- **PROVIDED PASSAGE**:
--- BEGIN ---
# 1-2-3 EZ Creep



## SpookySam

I haven't been around in a while, so when I came across some pictures of a simple prop I threw together last Halloween, I thought I'd come post.

Since moving to a new house, I have a lot more driveway than yard...I needed some static props to take up walking space. I came up with what I'll call - the EZ Creep.

You will need:
1. One step stool (preferably with paint shelf)
2. One foam skull (arms and hands optional)
3. One scrap board
4. One cardboard box
5. Scrap cloth or landscaping fabric

Step One
Get your ladder. Make sure you won't need it until after Halloween.









Step Two
Attach the skull (and arms if you're using them) to the scrap board and set it on the paint shelf of the ladder. Beat up your cardboard box and attach it to the board as well.

















Step Three
Drape your EZ Creep with fabric. I used a stapler to attach the cloth to itself in various places and tied a rope around the "waist"

















Step Four
Watch the TOTs avoid your hunched EZ Creep like it's about to jump at them. A lot of them were more scared of this thing than the moving props.

Good luck!


----------



## Hairazor

Wow, simple but truly spooky!


----------



## RoxyBlue

I love this guy! Quick and easy for sure, and it actually would not be that difficult to add some animation like a back-and-forth head movement if you were so inclined.


----------



## Dr. Maniaco

Awesome and clever!
--- END ---
- **RECORDED INFORMATION**:
--- BEGIN ---
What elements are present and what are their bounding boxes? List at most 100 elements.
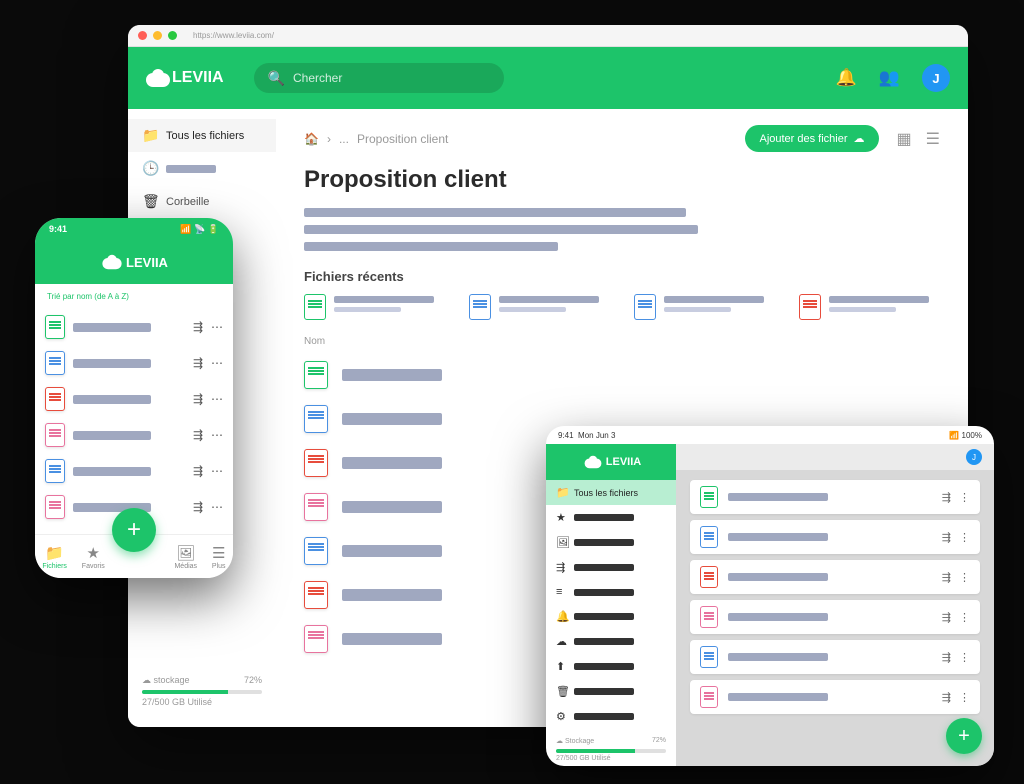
--- END ---
- **PARTS OF THE EXERCISE**:
A: Answer these about the EZ Creep thread, one line each, marked to match:
(i) What does the supply list name as the base piece, and which feature should it preferably have?
(ii) In Step Three, what was tied around the "waist"?
(iii) What kind of animation does RoxyBlue suggest could be added?
B: Does each statement agree with the EZ Creep thread? Answer yes or no for each, marked to match, and quote the words that decide it.
(i) The new house has more yard than driveway.
(ii) Many trick-or-treaters found the EZ Creep scarier than the moving props.
(iii) Arms and hands must be included with the foam skull.
C: Could you extend the EZ Creep thread with further posts that follow on from its last one?

- **RESULTS FOR EACH TASK**:
A:
(i) A step stool, preferably with a paint shelf.
(ii) A rope.
(iii) A back-and-forth head movement.

B:
(i) No: "I have a lot more driveway than yard"
(ii) Yes: "A lot of them were more scared of this thing than the moving props."
(iii) No: "One foam skull (arms and hands optional)"

C:
----------



## MapThePlanet

love the Creep! Quick, easy and effective! Great Job!


----------



## Wildcat

Quick, easy and a stance that's perfect. I love this. Great job.


----------



## Bone Dancer

I agree, so simple and so perfect.
If you had a bigger skull you could use a taller ladder.


----------



## Georgeb68

What a great idea!


----------



## [email protected]

I like this idea.... And BoneDancer's suggestion could really be great! EZ Giant Creep!


----------



## The Halloween Lady

What a clever idea!


----------



## Dark Angel 27

ohh I like!


----------



## sharpobject

Wow - I gotta get me a stepstool. Thanks!!


----------



## Sytnathotep

Haha! That is brilliant in its simplicity and effectiveness! Great stuff here!


----------



## Bascombe

quick and dirty. Just the way I like it!


----------



## Otaku

Sweet! I'm never going to look at a ladder the same way again.


----------



## Pumpkin5

:jol:SpookySam, you should come around more often! That is such a cool idea...and useful too! Wow, I love that!


----------



## Ramonadona

That is great! The hunch-over gives him a lifelike effect! I can understand why the TOTs would avoid him! Very clever! And dang it...I don't have one of them kind of step ladders!


----------



## Death's Door

Great prop!!!!! Simple and effective.


----------



## Dead Things

Brilliant!


----------



## Jacksonville Haunter

*I love that ideal, and will use it this year.*


----------



## scarynoyes

Brilliant! And storage a piece of cake.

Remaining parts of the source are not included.